#### [Dataset entries]
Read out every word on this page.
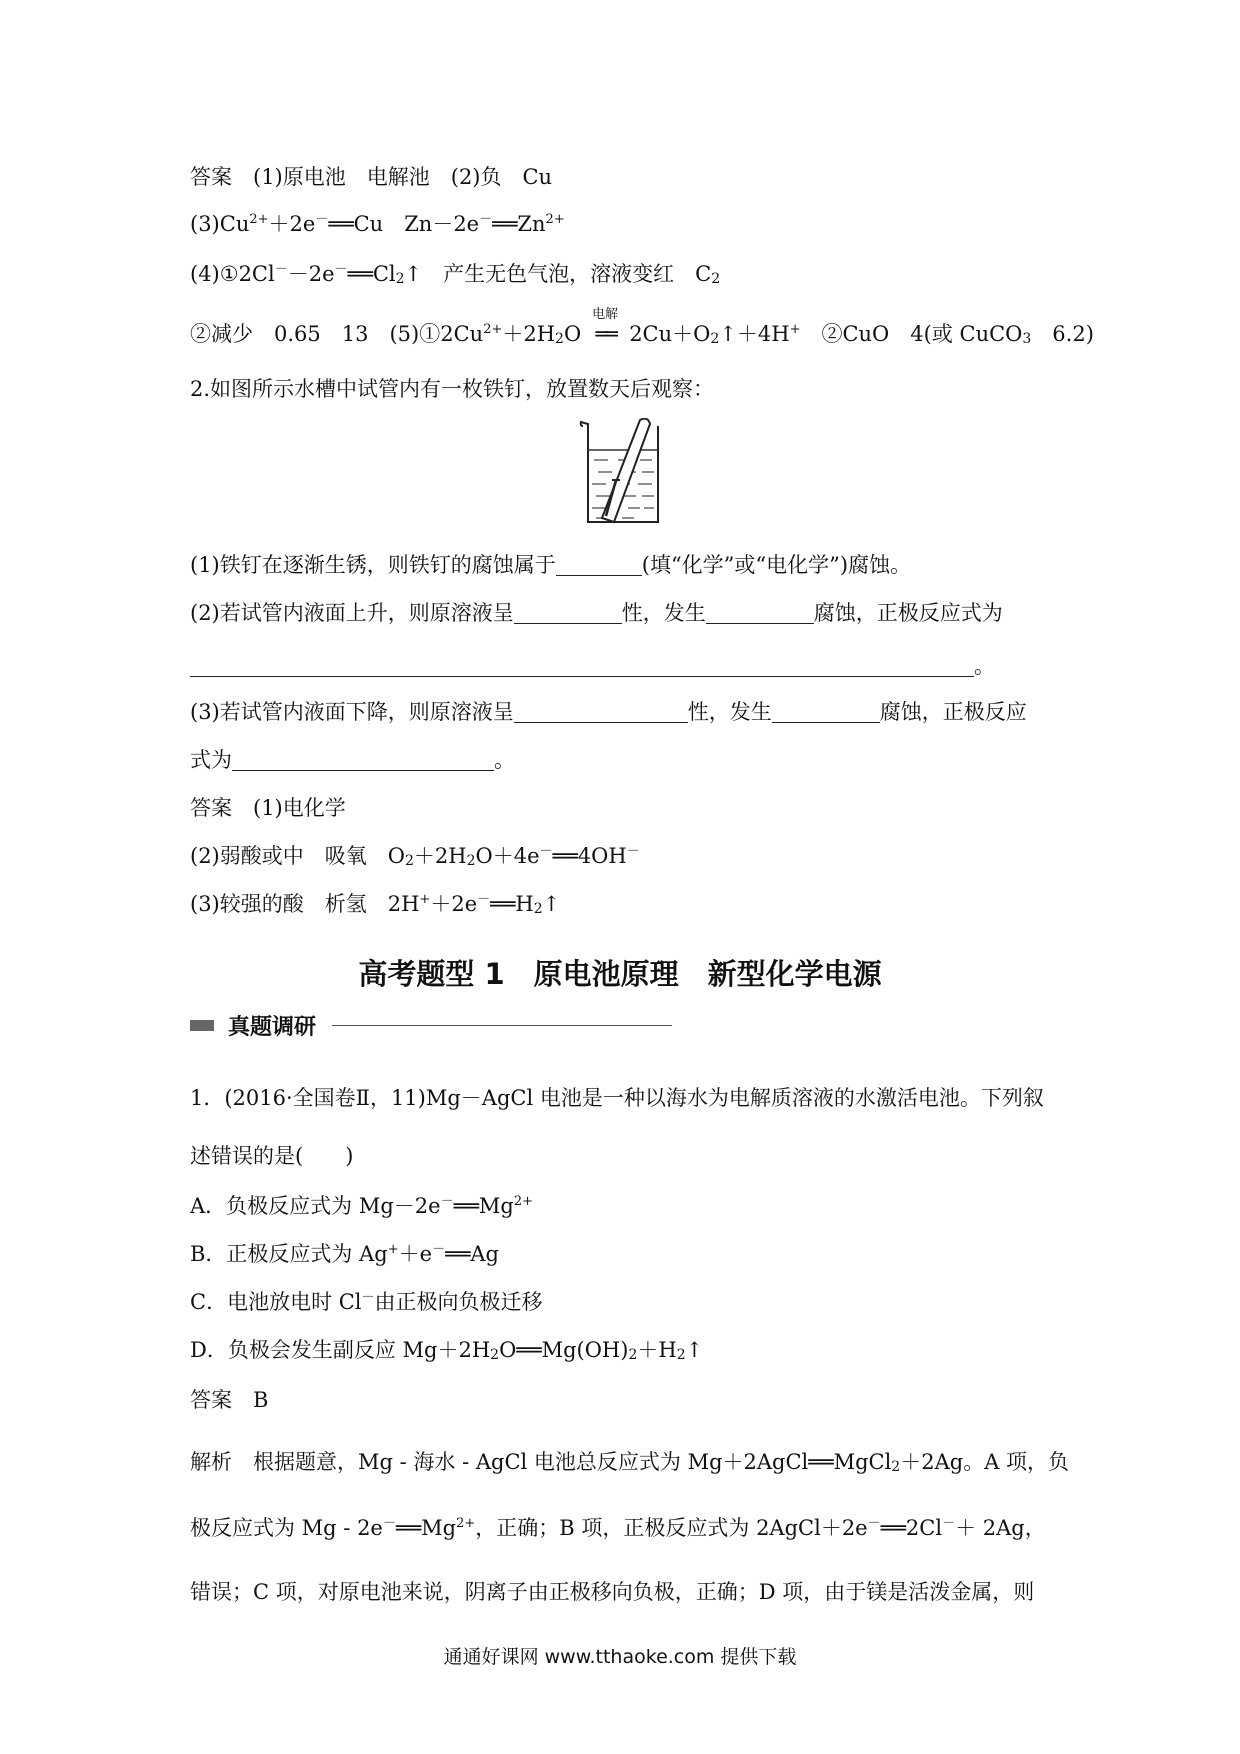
答案　(1)原电池　电解池　(2)负　Cu
$(3)Cu^{2+}+2e^-══Cu$　$Zn-2e^-══Zn^{2+}$
$(4)①2Cl^--2e^-══Cl_2↑$　产生无色气泡，溶液变红　$C_2$
②减少　0.65　13　$(5)①2Cu^{2+}+2H_2O$
电解
══ $2Cu+O_2↑+4H^+$　②CuO　4(或 CuCO$_3$　6.2)
2.如图所示水槽中试管内有一枚铁钉，放置数天后观察：
(1)铁钉在逐渐生锈，则铁钉的腐蚀属于	(填“化学”或“电化学”)腐蚀。
(2)若试管内液面上升，则原溶液呈	性，发生	腐蚀，正极反应式为
。
(3)若试管内液面下降，则原溶液呈	性，发生	腐蚀，正极反应
式为	。
答案　(1)电化学
(2)弱酸或中　吸氧　$O_2+2H_2O+4e^-══4OH^-$
(3)较强的酸　析氢　$2H^++2e^-══H_2↑$
高考题型 1　原电池原理　新型化学电源
真题调研
1．(2016·全国卷Ⅱ，11)Mg－AgCl 电池是一种以海水为电解质溶液的水激活电池。下列叙
述错误的是(　　)
A．负极反应式为 $Mg-2e^-══Mg^{2+}$
B．正极反应式为 Ag+＋e－══Ag
C．电池放电时 Cl－由正极向负极迁移
D．负极会发生副反应 $Mg+2H_2O══Mg(OH)_2+H_2↑$
答案　B
解析　根据题意，Mg - 海水 - AgCl 电池总反应式为 Mg＋2AgCl══MgCl$_2$＋2Ag。A 项，负
极反应式为 Mg - $2e^-══Mg^{2+}$，正确；B 项，正极反应式为 2AgCl＋2e－══2Cl－＋ 2Ag，
错误；C 项，对原电池来说，阴离子由正极移向负极，正确；D 项，由于镁是活泼金属，则
通通好课网 www.tthaoke.com 提供下载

#### [Set problem]
Tell how many lines in the records above contain "正极反应式为", giving the number and no other words.

#### [Finished task]
3